Figure record listings
○ ○ ○ ○
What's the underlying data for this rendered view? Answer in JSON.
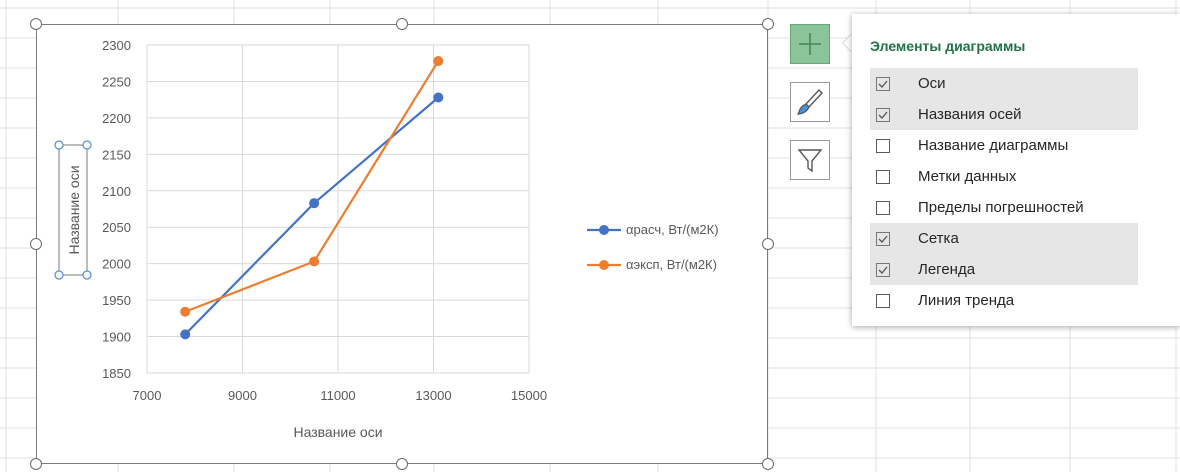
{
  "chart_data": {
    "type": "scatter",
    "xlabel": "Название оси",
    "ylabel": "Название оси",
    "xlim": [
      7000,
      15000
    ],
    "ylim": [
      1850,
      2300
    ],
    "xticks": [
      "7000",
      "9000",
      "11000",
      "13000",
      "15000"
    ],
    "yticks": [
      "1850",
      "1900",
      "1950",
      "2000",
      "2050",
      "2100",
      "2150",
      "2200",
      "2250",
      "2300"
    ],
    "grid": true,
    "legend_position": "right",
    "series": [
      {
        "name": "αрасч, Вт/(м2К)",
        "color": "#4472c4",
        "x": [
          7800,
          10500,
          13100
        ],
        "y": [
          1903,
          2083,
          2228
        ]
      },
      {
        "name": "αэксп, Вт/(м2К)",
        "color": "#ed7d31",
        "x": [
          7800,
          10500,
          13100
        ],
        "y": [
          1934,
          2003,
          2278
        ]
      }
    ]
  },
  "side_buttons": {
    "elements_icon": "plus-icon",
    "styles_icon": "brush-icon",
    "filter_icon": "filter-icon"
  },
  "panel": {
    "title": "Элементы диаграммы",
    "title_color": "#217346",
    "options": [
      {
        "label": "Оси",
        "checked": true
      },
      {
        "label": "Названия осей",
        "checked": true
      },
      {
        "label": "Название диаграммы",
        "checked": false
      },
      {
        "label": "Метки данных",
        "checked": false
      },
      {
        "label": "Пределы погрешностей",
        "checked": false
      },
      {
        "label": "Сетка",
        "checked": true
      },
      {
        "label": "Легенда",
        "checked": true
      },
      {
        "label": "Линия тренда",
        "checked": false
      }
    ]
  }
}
○ ○ ○ ○
— WHAT YOU NEED TO DO —
Look through the material and copy each line that has "Название".

— PROBLEM SOLUTION —
    "xlabel": "Название оси",
    "ylabel": "Название оси",
        "label": "Название диаграммы",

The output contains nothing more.